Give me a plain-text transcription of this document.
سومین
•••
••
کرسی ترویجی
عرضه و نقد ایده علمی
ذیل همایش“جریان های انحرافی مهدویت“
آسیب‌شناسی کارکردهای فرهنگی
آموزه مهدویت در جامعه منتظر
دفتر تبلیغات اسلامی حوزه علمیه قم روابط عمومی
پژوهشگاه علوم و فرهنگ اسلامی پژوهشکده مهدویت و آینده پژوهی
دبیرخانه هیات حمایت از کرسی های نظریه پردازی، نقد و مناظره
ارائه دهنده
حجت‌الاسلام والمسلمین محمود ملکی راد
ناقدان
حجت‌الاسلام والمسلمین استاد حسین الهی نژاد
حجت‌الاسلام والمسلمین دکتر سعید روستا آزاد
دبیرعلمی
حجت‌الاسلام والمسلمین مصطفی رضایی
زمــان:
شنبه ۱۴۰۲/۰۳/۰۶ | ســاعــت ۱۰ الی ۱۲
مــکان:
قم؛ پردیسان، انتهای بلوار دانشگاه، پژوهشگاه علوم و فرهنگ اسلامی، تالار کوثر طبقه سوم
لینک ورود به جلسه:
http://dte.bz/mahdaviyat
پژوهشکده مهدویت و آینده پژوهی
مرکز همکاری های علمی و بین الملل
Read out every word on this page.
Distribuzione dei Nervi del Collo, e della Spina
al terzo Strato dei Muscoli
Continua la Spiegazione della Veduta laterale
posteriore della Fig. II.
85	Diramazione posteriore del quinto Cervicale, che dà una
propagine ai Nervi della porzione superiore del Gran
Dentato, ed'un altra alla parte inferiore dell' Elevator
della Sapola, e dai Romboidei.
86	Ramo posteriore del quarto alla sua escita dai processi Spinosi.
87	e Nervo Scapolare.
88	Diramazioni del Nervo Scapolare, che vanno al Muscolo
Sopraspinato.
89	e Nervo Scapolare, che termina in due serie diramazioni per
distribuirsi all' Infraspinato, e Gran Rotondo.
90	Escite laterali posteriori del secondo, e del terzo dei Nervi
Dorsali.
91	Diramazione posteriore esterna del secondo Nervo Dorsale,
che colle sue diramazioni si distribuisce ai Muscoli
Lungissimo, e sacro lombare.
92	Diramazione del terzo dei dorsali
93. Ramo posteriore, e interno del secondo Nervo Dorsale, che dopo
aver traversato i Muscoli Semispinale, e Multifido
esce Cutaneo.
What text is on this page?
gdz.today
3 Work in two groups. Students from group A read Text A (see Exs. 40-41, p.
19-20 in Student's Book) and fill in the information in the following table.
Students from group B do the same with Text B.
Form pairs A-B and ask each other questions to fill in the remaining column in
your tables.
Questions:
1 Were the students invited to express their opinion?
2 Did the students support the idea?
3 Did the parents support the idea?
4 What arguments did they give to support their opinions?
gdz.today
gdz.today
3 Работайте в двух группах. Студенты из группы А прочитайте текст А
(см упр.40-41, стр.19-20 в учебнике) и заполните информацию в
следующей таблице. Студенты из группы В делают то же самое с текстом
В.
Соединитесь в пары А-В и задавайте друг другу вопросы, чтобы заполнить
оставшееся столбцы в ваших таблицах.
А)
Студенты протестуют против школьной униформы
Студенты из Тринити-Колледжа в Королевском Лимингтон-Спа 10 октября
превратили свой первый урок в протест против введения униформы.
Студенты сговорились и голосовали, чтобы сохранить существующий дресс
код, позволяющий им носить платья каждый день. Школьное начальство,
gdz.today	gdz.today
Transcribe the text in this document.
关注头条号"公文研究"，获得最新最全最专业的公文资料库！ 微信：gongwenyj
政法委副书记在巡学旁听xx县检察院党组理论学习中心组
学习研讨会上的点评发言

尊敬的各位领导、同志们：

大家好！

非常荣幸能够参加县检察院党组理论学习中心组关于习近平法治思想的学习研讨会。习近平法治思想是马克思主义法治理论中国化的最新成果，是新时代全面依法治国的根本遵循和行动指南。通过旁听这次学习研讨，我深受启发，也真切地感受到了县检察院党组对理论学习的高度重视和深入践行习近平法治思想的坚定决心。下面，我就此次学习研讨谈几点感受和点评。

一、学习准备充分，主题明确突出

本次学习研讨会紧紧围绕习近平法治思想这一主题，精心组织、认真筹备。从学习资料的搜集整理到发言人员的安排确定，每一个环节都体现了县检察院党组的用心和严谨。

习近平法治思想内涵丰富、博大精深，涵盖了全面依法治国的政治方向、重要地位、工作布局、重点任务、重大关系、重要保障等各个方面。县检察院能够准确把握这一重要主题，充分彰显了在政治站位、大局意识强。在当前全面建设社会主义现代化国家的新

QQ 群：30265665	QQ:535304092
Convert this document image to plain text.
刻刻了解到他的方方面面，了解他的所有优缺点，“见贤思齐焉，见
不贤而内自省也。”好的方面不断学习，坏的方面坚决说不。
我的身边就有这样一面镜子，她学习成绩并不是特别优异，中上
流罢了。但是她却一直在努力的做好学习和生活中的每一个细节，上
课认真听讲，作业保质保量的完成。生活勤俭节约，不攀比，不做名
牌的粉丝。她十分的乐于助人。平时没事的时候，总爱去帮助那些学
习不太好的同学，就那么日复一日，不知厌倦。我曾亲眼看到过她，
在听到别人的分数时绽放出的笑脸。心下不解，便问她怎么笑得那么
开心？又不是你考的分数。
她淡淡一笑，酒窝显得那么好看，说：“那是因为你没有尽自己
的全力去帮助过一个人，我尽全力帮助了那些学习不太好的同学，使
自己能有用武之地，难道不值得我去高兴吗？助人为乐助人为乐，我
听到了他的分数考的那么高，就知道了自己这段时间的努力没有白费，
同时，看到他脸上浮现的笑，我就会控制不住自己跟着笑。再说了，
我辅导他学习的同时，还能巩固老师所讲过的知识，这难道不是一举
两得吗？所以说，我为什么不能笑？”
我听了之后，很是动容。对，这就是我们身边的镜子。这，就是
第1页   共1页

GOAL = Retype all the records, matching them exactly.

COMPLETED EXERCISE =
Give me a plain-text transcription of this document.
سومین
•••
••
کرسی ترویجی
عرضه و نقد ایده علمی
ذیل همایش“جریان های انحرافی مهدویت“
آسیب‌شناسی کارکردهای فرهنگی
آموزه مهدویت در جامعه منتظر
دفتر تبلیغات اسلامی حوزه علمیه قم روابط عمومی
پژوهشگاه علوم و فرهنگ اسلامی پژوهشکده مهدویت و آینده پژوهی
دبیرخانه هیات حمایت از کرسی های نظریه پردازی، نقد و مناظره
ارائه دهنده
حجت‌الاسلام والمسلمین محمود ملکی راد
ناقدان
حجت‌الاسلام والمسلمین استاد حسین الهی نژاد
حجت‌الاسلام والمسلمین دکتر سعید روستا آزاد
دبیرعلمی
حجت‌الاسلام والمسلمین مصطفی رضایی
زمــان:
شنبه ۱۴۰۲/۰۳/۰۶ | ســاعــت ۱۰ الی ۱۲
مــکان:
قم؛ پردیسان، انتهای بلوار دانشگاه، پژوهشگاه علوم و فرهنگ اسلامی، تالار کوثر طبقه سوم
لینک ورود به جلسه:
http://dte.bz/mahdaviyat
پژوهشکده مهدویت و آینده پژوهی
مرکز همکاری های علمی و بین الملل
Read out every word on this page.
Distribuzione dei Nervi del Collo, e della Spina
al terzo Strato dei Muscoli
Continua la Spiegazione della Veduta laterale
posteriore della Fig. II.
85	Diramazione posteriore del quinto Cervicale, che dà una
propagine ai Nervi della porzione superiore del Gran
Dentato, ed'un altra alla parte inferiore dell' Elevator
della Sapola, e dai Romboidei.
86	Ramo posteriore del quarto alla sua escita dai processi Spinosi.
87	e Nervo Scapolare.
88	Diramazioni del Nervo Scapolare, che vanno al Muscolo
Sopraspinato.
89	e Nervo Scapolare, che termina in due serie diramazioni per
distribuirsi all' Infraspinato, e Gran Rotondo.
90	Escite laterali posteriori del secondo, e del terzo dei Nervi
Dorsali.
91	Diramazione posteriore esterna del secondo Nervo Dorsale,
che colle sue diramazioni si distribuisce ai Muscoli
Lungissimo, e sacro lombare.
92	Diramazione del terzo dei dorsali
93. Ramo posteriore, e interno del secondo Nervo Dorsale, che dopo
aver traversato i Muscoli Semispinale, e Multifido
esce Cutaneo.
What text is on this page?
gdz.today
3 Work in two groups. Students from group A read Text A (see Exs. 40-41, p.
19-20 in Student's Book) and fill in the information in the following table.
Students from group B do the same with Text B.
Form pairs A-B and ask each other questions to fill in the remaining column in
your tables.
Questions:
1 Were the students invited to express their opinion?
2 Did the students support the idea?
3 Did the parents support the idea?
4 What arguments did they give to support their opinions?
gdz.today
gdz.today
3 Работайте в двух группах. Студенты из группы А прочитайте текст А
(см упр.40-41, стр.19-20 в учебнике) и заполните информацию в
следующей таблице. Студенты из группы В делают то же самое с текстом
В.
Соединитесь в пары А-В и задавайте друг другу вопросы, чтобы заполнить
оставшееся столбцы в ваших таблицах.
А)
Студенты протестуют против школьной униформы
Студенты из Тринити-Колледжа в Королевском Лимингтон-Спа 10 октября
превратили свой первый урок в протест против введения униформы.
Студенты сговорились и голосовали, чтобы сохранить существующий дресс
код, позволяющий им носить платья каждый день. Школьное начальство,
gdz.today	gdz.today
Transcribe the text in this document.
关注头条号"公文研究"，获得最新最全最专业的公文资料库！ 微信：gongwenyj
政法委副书记在巡学旁听xx县检察院党组理论学习中心组
学习研讨会上的点评发言

尊敬的各位领导、同志们：

大家好！

非常荣幸能够参加县检察院党组理论学习中心组关于习近平法治思想的学习研讨会。习近平法治思想是马克思主义法治理论中国化的最新成果，是新时代全面依法治国的根本遵循和行动指南。通过旁听这次学习研讨，我深受启发，也真切地感受到了县检察院党组对理论学习的高度重视和深入践行习近平法治思想的坚定决心。下面，我就此次学习研讨谈几点感受和点评。

一、学习准备充分，主题明确突出

本次学习研讨会紧紧围绕习近平法治思想这一主题，精心组织、认真筹备。从学习资料的搜集整理到发言人员的安排确定，每一个环节都体现了县检察院党组的用心和严谨。

习近平法治思想内涵丰富、博大精深，涵盖了全面依法治国的政治方向、重要地位、工作布局、重点任务、重大关系、重要保障等各个方面。县检察院能够准确把握这一重要主题，充分彰显了在政治站位、大局意识强。在当前全面建设社会主义现代化国家的新

QQ 群：30265665	QQ:535304092
Convert this document image to plain text.
刻刻了解到他的方方面面，了解他的所有优缺点，“见贤思齐焉，见
不贤而内自省也。”好的方面不断学习，坏的方面坚决说不。
我的身边就有这样一面镜子，她学习成绩并不是特别优异，中上
流罢了。但是她却一直在努力的做好学习和生活中的每一个细节，上
课认真听讲，作业保质保量的完成。生活勤俭节约，不攀比，不做名
牌的粉丝。她十分的乐于助人。平时没事的时候，总爱去帮助那些学
习不太好的同学，就那么日复一日，不知厌倦。我曾亲眼看到过她，
在听到别人的分数时绽放出的笑脸。心下不解，便问她怎么笑得那么
开心？又不是你考的分数。
她淡淡一笑，酒窝显得那么好看，说：“那是因为你没有尽自己
的全力去帮助过一个人，我尽全力帮助了那些学习不太好的同学，使
自己能有用武之地，难道不值得我去高兴吗？助人为乐助人为乐，我
听到了他的分数考的那么高，就知道了自己这段时间的努力没有白费，
同时，看到他脸上浮现的笑，我就会控制不住自己跟着笑。再说了，
我辅导他学习的同时，还能巩固老师所讲过的知识，这难道不是一举
两得吗？所以说，我为什么不能笑？”
我听了之后，很是动容。对，这就是我们身边的镜子。这，就是
第1页   共1页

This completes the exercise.